The request »
Which lines hold the word "weight"? Copy each of them.

Stored entries
※

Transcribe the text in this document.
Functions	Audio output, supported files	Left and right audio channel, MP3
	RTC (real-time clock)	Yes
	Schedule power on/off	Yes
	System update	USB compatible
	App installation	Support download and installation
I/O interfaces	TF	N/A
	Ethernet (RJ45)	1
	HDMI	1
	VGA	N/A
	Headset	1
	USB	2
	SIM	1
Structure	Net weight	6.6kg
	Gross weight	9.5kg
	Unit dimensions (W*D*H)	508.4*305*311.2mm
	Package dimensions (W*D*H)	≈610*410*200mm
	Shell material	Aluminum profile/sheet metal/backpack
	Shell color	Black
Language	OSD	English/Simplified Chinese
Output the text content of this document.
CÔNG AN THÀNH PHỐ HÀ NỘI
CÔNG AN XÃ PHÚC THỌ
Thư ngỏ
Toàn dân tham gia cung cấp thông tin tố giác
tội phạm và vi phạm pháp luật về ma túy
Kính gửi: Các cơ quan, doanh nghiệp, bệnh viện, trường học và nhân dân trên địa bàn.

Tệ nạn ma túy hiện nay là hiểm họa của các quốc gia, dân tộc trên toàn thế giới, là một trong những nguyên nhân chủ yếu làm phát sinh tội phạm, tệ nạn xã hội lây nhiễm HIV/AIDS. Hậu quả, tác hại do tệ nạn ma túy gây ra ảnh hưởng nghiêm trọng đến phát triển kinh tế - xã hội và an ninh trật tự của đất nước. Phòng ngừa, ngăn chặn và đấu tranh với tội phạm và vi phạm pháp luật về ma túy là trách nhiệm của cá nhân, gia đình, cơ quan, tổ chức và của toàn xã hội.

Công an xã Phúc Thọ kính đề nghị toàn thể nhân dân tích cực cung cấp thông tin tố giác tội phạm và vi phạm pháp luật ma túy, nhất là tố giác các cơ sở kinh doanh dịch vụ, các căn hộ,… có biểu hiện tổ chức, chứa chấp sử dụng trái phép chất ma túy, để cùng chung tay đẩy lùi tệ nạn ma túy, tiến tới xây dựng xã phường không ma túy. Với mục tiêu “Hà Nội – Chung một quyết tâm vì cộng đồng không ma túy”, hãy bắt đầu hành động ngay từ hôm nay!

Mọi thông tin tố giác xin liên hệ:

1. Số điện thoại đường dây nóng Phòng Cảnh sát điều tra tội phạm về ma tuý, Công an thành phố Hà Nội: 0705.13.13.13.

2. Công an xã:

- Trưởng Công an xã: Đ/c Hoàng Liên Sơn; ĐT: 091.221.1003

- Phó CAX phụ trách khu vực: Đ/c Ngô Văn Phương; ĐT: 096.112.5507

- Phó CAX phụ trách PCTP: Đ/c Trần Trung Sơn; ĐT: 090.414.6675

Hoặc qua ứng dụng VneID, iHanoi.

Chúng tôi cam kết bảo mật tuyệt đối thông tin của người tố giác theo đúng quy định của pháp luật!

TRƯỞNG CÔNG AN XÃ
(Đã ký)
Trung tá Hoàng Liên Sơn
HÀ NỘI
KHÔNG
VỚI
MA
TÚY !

※

Full solution »
Structure	Net weight	6.6kg
	Gross weight	9.5kg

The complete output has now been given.